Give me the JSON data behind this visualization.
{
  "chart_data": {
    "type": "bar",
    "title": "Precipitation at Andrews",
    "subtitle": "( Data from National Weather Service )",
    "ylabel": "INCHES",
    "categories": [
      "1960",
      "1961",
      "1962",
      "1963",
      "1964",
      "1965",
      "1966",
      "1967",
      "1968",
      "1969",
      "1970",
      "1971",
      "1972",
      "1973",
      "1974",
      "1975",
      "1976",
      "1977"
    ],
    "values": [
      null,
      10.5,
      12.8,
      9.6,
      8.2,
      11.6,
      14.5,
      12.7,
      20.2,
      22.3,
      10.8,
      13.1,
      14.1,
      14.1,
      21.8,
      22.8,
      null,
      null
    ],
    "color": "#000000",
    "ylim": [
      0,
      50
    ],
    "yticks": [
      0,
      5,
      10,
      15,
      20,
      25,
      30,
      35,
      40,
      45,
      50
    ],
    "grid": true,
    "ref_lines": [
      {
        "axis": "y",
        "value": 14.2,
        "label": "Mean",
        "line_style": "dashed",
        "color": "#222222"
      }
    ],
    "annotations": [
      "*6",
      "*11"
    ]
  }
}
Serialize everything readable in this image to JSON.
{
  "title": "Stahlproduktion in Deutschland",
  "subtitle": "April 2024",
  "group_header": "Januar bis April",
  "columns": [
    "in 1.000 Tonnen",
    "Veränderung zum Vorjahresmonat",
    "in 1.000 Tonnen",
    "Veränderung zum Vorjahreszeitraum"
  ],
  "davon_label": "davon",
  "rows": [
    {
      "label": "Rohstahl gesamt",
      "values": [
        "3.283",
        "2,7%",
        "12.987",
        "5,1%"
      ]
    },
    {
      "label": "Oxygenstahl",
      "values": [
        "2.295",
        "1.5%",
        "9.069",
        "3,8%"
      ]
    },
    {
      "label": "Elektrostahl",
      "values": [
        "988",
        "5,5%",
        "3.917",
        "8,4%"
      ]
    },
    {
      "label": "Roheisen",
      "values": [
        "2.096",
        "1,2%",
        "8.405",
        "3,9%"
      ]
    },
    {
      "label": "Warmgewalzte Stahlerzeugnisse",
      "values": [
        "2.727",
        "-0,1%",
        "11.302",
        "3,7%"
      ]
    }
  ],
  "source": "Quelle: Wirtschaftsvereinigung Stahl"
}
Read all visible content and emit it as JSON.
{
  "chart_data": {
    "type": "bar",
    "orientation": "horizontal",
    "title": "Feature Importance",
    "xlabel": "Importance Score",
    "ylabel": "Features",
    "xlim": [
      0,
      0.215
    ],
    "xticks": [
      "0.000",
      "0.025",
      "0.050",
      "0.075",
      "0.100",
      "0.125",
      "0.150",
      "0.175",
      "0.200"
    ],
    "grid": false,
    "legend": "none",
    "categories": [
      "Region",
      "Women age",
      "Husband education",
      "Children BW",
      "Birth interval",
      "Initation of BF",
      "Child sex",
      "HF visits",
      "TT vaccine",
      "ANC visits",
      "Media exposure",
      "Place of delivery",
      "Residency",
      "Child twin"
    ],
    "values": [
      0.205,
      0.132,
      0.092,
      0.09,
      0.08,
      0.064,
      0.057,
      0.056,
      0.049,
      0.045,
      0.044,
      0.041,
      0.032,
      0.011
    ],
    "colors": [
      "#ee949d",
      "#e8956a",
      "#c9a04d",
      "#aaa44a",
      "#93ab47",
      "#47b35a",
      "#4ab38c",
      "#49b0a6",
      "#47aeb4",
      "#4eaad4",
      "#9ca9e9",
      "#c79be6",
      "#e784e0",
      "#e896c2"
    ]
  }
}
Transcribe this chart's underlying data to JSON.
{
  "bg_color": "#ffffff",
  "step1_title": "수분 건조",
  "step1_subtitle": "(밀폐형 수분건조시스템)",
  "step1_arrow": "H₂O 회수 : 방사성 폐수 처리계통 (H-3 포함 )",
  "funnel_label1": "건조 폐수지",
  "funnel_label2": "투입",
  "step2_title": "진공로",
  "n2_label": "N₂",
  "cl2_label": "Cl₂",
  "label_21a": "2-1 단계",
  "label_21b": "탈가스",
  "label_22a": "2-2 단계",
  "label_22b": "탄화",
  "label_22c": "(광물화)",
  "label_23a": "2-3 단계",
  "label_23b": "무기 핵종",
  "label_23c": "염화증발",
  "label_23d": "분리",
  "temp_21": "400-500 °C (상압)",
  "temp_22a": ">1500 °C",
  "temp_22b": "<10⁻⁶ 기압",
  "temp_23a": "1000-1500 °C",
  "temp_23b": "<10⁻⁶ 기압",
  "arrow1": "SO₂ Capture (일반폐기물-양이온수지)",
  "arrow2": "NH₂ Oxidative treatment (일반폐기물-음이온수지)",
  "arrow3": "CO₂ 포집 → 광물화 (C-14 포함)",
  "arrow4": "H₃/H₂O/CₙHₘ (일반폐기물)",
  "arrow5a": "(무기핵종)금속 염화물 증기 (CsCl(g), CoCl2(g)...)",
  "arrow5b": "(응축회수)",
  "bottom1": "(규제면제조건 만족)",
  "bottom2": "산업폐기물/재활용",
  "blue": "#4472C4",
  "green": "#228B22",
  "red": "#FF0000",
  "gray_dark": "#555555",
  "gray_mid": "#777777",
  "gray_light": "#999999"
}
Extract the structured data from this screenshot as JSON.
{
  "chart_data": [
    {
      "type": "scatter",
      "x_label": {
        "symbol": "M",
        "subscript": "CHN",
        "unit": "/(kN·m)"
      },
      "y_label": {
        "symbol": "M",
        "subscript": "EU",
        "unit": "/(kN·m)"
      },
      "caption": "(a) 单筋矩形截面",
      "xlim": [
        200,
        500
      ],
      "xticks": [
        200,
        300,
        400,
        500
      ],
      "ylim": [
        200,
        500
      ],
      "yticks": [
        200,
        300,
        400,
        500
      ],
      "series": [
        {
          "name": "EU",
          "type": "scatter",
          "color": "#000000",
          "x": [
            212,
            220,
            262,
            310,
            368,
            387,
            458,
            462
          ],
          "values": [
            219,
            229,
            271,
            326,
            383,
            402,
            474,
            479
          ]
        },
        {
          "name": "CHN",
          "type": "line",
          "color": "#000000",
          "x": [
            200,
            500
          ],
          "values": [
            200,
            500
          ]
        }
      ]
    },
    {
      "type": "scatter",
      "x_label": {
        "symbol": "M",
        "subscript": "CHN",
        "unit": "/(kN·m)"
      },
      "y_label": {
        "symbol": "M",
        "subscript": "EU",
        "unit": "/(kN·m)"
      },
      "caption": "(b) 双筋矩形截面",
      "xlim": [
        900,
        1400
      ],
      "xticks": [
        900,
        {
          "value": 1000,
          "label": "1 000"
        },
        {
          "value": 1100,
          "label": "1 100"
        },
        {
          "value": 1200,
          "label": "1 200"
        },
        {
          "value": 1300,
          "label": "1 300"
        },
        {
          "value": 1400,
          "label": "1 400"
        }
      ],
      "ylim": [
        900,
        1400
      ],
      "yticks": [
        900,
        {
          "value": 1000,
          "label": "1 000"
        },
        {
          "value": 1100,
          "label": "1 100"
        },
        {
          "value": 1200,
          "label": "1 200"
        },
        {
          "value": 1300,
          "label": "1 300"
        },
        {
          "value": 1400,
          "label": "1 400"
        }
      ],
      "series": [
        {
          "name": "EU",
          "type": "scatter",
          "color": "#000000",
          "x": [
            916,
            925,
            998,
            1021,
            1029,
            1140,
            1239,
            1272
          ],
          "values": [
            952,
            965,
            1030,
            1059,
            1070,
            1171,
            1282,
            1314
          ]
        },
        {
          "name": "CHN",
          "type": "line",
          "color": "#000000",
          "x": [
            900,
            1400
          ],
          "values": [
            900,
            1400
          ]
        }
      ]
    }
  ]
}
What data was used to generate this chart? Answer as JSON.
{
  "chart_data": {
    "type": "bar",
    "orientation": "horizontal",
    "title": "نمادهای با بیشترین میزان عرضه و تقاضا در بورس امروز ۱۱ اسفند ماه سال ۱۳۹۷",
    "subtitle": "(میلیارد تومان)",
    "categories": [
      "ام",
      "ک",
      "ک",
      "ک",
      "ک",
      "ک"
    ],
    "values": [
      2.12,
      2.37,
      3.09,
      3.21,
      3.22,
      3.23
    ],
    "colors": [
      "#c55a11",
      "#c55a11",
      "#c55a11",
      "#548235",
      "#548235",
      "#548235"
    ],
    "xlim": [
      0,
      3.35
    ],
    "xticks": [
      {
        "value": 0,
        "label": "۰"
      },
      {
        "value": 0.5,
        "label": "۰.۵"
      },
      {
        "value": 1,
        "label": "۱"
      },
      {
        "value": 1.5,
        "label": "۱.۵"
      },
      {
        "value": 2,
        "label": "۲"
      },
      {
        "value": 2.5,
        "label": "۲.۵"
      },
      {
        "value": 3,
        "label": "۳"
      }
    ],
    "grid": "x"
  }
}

**GIVEN EXERCISE:** Pick out the lines above containing the word "Importance", then copy them.

**WORKED SOLUTION:**
    "title": "Feature Importance",
    "xlabel": "Importance Score",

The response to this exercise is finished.